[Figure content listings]
%%

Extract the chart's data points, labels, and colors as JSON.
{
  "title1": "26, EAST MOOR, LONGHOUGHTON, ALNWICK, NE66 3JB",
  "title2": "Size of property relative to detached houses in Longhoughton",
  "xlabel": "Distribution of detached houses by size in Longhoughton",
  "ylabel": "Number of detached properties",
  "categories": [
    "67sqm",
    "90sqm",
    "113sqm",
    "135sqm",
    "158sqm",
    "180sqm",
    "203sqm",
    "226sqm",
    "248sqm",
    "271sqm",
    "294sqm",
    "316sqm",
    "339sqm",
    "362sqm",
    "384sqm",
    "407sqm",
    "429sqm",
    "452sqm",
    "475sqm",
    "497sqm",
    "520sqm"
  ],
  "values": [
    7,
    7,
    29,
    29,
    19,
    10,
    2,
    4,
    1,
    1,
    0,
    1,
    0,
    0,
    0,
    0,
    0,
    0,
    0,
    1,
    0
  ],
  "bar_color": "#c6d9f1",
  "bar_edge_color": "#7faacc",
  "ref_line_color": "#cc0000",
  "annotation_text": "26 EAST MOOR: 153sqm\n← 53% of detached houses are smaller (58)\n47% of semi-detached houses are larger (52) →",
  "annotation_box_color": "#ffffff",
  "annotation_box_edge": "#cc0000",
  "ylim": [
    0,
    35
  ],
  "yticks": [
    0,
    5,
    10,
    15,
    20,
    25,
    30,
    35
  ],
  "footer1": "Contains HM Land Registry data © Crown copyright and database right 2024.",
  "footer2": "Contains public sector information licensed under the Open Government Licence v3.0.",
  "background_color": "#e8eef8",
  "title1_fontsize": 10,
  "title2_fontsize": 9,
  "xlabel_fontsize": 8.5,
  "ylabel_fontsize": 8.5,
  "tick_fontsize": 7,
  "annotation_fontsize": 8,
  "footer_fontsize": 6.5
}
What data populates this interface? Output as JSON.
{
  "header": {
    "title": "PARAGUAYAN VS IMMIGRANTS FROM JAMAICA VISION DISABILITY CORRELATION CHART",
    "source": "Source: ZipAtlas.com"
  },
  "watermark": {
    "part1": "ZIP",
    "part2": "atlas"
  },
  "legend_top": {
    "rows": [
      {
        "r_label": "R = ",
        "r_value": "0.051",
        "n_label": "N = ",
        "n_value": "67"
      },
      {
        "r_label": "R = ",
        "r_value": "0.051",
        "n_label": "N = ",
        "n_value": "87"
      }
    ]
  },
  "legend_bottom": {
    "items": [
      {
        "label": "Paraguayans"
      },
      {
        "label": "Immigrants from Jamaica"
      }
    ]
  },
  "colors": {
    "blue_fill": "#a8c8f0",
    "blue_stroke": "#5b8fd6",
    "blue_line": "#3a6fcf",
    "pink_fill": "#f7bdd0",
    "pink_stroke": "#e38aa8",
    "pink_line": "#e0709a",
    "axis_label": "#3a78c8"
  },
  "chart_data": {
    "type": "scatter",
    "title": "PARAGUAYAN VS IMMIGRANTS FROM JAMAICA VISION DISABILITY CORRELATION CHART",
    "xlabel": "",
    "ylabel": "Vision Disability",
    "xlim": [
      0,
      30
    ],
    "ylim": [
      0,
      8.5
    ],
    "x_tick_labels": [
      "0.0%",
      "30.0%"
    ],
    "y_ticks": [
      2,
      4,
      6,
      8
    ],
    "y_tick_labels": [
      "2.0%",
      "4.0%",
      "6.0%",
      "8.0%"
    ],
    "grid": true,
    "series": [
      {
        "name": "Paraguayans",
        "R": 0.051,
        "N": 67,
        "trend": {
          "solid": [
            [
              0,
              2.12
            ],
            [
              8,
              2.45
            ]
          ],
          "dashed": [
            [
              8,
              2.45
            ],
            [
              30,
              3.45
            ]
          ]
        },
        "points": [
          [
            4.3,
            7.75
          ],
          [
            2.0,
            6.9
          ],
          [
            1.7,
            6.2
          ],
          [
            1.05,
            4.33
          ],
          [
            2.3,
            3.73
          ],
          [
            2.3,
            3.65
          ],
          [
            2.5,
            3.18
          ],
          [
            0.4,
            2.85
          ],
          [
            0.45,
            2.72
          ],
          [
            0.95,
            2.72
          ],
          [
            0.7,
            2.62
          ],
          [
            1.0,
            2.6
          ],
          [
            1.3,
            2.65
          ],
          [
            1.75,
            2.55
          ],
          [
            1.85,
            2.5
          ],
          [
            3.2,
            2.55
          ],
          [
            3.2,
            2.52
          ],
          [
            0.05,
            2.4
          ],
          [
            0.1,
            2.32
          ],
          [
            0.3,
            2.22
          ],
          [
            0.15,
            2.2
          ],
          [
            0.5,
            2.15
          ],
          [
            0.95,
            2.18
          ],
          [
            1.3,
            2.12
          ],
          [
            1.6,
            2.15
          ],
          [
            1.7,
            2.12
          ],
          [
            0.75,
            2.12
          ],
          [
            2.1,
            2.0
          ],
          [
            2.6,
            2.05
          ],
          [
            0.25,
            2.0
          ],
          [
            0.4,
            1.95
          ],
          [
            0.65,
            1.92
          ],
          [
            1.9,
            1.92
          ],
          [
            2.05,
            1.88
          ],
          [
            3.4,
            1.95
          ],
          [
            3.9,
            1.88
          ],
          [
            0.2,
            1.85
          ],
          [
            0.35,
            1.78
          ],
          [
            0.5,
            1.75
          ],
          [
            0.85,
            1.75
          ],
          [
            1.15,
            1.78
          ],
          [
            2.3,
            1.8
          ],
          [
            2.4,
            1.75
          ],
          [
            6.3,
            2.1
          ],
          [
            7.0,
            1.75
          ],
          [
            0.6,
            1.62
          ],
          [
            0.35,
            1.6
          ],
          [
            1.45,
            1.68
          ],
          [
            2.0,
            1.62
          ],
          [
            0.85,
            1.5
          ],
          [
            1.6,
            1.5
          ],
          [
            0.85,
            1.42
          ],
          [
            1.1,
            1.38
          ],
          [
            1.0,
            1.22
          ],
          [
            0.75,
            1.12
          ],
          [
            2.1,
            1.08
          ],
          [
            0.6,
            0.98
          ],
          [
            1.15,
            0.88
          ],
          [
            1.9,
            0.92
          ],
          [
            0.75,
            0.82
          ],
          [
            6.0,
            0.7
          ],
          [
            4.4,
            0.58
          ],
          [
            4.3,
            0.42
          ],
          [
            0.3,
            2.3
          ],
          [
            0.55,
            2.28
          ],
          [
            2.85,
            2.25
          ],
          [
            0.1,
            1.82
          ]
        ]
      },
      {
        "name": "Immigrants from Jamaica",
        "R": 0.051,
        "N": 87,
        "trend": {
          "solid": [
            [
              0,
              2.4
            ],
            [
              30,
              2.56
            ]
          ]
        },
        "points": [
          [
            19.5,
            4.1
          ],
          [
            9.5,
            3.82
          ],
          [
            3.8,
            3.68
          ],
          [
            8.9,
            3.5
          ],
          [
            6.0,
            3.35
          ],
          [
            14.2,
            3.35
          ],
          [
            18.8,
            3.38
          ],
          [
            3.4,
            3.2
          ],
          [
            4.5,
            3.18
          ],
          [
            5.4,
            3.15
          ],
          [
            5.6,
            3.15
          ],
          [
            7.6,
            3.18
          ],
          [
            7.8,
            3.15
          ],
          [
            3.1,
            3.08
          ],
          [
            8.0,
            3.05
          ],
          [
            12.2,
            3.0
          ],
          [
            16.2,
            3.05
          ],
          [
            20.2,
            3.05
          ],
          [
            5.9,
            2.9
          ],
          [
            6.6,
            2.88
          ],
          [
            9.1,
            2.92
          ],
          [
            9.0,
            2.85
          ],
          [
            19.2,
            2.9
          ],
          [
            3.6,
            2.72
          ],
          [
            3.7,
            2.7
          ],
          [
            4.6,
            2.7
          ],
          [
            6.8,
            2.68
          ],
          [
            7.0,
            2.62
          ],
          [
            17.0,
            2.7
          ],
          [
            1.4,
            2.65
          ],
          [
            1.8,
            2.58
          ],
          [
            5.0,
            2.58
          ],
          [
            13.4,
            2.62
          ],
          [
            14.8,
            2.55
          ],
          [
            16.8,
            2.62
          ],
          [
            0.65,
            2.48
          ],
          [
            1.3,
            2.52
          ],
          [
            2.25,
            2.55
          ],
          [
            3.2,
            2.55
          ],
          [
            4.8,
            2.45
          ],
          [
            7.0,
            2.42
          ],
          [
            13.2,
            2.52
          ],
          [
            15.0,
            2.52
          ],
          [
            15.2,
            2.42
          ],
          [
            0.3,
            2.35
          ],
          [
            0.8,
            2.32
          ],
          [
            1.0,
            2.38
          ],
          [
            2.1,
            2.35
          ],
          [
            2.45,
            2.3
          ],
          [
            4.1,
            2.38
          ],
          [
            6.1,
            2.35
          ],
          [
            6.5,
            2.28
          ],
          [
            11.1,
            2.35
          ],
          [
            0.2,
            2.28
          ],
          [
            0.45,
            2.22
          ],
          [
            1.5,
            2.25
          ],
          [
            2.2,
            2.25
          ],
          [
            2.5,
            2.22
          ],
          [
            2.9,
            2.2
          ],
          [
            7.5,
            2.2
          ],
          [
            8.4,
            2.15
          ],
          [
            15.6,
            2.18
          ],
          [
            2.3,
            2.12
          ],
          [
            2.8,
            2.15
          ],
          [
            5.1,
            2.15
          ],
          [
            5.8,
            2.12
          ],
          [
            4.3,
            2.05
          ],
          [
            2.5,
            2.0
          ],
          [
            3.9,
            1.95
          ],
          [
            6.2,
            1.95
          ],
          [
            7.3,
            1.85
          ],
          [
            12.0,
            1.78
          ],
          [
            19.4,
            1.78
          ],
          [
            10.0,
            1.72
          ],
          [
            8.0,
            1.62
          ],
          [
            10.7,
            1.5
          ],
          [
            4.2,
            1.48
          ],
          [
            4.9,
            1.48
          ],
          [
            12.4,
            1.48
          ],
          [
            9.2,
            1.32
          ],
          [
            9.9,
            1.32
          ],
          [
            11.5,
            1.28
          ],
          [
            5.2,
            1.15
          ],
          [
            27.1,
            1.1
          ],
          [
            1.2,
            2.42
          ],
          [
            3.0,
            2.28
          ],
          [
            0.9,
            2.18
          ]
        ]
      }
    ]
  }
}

%%

Given instruction: Pick out every line with the string "MOOR" and copy it.

Output below:
  "title1": "26, EAST MOOR, LONGHOUGHTON, ALNWICK, NE66 3JB",
  "annotation_text": "26 EAST MOOR: 153sqm\n← 53% of detached houses are smaller (58)\n47% of semi-detached houses are larger (52) →",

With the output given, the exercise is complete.